Problem to work on: Give the number of lines that include the word "даетъ", and nothing else.

------ Data provided

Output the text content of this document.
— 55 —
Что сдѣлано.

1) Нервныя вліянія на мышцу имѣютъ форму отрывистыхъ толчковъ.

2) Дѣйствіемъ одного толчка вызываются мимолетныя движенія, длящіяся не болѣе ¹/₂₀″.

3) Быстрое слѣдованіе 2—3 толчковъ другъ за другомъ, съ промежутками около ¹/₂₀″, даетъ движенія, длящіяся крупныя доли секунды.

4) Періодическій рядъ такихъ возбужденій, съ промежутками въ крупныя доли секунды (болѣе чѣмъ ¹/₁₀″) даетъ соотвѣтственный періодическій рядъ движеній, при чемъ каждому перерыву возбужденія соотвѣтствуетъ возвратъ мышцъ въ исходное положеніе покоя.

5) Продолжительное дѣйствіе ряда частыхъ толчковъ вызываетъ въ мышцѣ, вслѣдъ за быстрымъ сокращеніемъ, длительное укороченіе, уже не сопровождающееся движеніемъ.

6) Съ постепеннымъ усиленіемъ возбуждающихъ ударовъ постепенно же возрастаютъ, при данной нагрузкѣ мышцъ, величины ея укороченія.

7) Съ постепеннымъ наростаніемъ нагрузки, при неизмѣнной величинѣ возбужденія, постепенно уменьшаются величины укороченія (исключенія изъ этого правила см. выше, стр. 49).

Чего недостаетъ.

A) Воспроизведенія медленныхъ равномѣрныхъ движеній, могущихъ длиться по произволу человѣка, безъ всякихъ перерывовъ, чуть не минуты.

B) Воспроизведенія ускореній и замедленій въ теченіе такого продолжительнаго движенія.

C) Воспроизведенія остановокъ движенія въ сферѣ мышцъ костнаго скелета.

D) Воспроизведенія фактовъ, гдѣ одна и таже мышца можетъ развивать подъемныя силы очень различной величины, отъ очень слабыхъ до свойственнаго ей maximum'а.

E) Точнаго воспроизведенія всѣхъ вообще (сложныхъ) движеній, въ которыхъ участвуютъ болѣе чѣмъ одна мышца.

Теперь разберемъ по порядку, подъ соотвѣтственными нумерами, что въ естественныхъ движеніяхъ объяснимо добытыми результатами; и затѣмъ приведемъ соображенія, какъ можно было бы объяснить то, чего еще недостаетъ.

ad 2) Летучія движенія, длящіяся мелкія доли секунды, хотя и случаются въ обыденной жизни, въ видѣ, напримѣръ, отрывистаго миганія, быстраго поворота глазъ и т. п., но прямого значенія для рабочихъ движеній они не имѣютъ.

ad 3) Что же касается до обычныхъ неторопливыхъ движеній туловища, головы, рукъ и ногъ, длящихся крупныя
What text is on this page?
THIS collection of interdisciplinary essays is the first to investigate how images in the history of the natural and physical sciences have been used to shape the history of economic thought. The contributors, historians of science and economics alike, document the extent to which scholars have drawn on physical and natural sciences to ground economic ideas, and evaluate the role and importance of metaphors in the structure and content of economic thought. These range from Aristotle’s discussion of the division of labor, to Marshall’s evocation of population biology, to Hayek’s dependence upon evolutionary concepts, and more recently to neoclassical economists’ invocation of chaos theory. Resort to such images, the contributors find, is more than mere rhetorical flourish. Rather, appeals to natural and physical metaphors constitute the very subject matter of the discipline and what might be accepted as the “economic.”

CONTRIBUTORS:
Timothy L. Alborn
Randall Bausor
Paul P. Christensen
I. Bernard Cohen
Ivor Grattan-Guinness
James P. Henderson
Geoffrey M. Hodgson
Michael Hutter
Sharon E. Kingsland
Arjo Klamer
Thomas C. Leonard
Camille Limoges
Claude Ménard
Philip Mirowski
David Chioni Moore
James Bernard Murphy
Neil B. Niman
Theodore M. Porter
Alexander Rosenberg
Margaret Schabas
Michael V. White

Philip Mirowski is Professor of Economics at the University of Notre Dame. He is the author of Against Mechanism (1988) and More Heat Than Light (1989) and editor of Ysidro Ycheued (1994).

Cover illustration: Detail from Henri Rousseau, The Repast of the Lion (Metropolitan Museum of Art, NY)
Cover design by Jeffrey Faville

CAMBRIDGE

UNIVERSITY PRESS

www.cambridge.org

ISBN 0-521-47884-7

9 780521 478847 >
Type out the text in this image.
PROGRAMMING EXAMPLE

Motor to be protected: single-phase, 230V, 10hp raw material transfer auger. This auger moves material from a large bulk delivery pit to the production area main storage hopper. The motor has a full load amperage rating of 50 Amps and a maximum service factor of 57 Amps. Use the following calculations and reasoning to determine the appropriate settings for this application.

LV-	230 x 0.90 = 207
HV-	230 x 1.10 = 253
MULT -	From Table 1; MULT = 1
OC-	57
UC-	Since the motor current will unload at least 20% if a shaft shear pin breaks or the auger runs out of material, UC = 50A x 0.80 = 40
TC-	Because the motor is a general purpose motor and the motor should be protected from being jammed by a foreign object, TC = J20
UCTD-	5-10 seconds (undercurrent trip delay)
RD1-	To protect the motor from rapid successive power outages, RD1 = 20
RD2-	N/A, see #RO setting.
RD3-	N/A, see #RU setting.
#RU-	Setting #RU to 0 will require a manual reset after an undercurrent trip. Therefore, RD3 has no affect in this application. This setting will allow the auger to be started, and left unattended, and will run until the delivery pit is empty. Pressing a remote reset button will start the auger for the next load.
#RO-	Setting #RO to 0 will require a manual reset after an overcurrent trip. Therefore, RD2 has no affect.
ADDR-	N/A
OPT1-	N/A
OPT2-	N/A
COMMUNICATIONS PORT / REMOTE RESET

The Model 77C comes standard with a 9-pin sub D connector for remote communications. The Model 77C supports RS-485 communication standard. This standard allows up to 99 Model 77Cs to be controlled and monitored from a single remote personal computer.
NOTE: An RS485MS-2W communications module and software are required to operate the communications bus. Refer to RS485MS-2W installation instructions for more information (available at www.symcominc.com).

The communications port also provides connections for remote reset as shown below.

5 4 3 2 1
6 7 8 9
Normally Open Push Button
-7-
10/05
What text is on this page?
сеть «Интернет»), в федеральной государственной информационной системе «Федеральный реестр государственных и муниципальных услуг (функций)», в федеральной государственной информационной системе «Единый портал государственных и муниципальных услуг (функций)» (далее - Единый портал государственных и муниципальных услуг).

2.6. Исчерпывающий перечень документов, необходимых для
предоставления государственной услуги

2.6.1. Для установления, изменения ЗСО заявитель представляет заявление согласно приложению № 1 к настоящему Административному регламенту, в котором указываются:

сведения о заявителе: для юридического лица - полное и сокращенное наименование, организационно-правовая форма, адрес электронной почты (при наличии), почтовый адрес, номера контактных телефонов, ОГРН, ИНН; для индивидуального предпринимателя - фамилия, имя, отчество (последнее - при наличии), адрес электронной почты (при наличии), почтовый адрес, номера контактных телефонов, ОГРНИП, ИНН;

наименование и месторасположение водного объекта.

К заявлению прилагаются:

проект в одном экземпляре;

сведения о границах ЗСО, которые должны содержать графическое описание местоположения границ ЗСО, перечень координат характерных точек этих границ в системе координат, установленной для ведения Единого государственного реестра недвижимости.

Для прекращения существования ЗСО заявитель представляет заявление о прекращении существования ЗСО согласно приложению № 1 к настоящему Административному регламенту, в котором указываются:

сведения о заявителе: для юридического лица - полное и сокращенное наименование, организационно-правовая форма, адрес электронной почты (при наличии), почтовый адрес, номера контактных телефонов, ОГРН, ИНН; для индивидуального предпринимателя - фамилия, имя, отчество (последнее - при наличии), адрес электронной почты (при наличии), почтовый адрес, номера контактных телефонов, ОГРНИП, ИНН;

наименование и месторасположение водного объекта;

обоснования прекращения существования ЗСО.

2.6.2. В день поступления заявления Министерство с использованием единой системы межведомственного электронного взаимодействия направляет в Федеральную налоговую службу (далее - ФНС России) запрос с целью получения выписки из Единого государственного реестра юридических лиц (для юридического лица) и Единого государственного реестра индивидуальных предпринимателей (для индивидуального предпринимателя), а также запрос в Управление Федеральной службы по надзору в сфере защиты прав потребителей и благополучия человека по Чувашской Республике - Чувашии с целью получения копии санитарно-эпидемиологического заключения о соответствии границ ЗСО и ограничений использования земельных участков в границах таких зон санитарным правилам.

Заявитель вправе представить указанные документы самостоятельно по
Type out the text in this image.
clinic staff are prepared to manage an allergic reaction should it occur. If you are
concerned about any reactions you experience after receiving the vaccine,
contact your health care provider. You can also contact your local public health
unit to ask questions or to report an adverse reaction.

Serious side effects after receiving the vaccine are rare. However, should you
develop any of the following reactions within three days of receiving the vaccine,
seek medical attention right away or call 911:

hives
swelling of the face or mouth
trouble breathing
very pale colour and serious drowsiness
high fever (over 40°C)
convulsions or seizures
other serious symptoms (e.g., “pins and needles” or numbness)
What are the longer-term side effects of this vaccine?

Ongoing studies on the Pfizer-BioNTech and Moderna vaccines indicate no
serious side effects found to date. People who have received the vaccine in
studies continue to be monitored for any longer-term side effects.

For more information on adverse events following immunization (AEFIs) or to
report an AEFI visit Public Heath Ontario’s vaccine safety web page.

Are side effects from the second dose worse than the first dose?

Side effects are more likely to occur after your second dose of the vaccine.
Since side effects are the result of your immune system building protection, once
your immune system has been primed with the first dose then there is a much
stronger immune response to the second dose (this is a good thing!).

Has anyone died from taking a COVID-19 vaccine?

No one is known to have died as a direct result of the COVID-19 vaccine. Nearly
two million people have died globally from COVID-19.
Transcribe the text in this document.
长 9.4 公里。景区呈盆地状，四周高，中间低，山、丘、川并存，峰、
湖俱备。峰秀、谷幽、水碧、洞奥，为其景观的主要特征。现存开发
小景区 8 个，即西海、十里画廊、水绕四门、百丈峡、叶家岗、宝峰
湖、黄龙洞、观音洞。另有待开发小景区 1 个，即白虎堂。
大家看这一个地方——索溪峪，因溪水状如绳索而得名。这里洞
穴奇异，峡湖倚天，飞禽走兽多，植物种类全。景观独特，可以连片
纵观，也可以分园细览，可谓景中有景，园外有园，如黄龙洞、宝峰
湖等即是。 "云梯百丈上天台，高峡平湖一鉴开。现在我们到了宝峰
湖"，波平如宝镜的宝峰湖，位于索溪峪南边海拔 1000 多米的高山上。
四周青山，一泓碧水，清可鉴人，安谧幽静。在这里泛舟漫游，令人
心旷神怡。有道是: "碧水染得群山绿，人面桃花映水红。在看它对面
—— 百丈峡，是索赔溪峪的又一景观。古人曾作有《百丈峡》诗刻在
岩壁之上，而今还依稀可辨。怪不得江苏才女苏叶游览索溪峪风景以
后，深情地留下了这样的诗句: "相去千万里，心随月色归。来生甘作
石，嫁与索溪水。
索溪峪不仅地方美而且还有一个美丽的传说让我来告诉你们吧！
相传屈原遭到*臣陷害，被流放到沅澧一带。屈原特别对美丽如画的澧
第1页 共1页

------------

Exercise solution: 2